■ REQUIRED WORK
Repeat the lines that follow, leaving nothing out.

■ SUPPLIED DATA

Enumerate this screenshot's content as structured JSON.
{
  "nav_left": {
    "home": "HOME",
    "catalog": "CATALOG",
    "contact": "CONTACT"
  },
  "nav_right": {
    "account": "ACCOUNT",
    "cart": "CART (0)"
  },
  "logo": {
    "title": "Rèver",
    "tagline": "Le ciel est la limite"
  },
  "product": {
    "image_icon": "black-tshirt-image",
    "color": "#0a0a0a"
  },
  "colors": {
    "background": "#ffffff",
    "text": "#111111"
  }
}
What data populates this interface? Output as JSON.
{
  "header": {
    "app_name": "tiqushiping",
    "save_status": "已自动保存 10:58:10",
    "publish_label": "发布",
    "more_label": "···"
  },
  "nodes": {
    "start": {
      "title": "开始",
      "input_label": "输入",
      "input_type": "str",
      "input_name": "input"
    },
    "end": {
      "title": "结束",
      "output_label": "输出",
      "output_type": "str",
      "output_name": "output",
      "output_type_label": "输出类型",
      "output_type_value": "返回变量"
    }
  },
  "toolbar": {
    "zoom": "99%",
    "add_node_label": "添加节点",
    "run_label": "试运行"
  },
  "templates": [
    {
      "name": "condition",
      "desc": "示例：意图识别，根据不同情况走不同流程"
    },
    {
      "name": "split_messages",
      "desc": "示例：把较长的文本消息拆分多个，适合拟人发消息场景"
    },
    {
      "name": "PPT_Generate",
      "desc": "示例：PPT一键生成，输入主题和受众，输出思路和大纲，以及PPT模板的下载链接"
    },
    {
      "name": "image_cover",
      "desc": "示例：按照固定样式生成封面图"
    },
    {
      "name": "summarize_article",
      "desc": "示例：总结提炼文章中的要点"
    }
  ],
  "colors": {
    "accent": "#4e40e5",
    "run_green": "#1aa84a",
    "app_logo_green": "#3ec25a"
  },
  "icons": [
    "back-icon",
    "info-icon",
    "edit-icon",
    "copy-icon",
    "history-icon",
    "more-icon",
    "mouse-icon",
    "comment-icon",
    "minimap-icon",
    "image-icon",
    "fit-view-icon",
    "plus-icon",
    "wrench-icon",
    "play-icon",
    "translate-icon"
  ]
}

■ TASK RESPONSE
Enumerate this screenshot's content as structured JSON.
{
  "nav_left": {
    "home": "HOME",
    "catalog": "CATALOG",
    "contact": "CONTACT"
  },
  "nav_right": {
    "account": "ACCOUNT",
    "cart": "CART (0)"
  },
  "logo": {
    "title": "Rèver",
    "tagline": "Le ciel est la limite"
  },
  "product": {
    "image_icon": "black-tshirt-image",
    "color": "#0a0a0a"
  },
  "colors": {
    "background": "#ffffff",
    "text": "#111111"
  }
}
What data populates this interface? Output as JSON.
{
  "header": {
    "app_name": "tiqushiping",
    "save_status": "已自动保存 10:58:10",
    "publish_label": "发布",
    "more_label": "···"
  },
  "nodes": {
    "start": {
      "title": "开始",
      "input_label": "输入",
      "input_type": "str",
      "input_name": "input"
    },
    "end": {
      "title": "结束",
      "output_label": "输出",
      "output_type": "str",
      "output_name": "output",
      "output_type_label": "输出类型",
      "output_type_value": "返回变量"
    }
  },
  "toolbar": {
    "zoom": "99%",
    "add_node_label": "添加节点",
    "run_label": "试运行"
  },
  "templates": [
    {
      "name": "condition",
      "desc": "示例：意图识别，根据不同情况走不同流程"
    },
    {
      "name": "split_messages",
      "desc": "示例：把较长的文本消息拆分多个，适合拟人发消息场景"
    },
    {
      "name": "PPT_Generate",
      "desc": "示例：PPT一键生成，输入主题和受众，输出思路和大纲，以及PPT模板的下载链接"
    },
    {
      "name": "image_cover",
      "desc": "示例：按照固定样式生成封面图"
    },
    {
      "name": "summarize_article",
      "desc": "示例：总结提炼文章中的要点"
    }
  ],
  "colors": {
    "accent": "#4e40e5",
    "run_green": "#1aa84a",
    "app_logo_green": "#3ec25a"
  },
  "icons": [
    "back-icon",
    "info-icon",
    "edit-icon",
    "copy-icon",
    "history-icon",
    "more-icon",
    "mouse-icon",
    "comment-icon",
    "minimap-icon",
    "image-icon",
    "fit-view-icon",
    "plus-icon",
    "wrench-icon",
    "play-icon",
    "translate-icon"
  ]
}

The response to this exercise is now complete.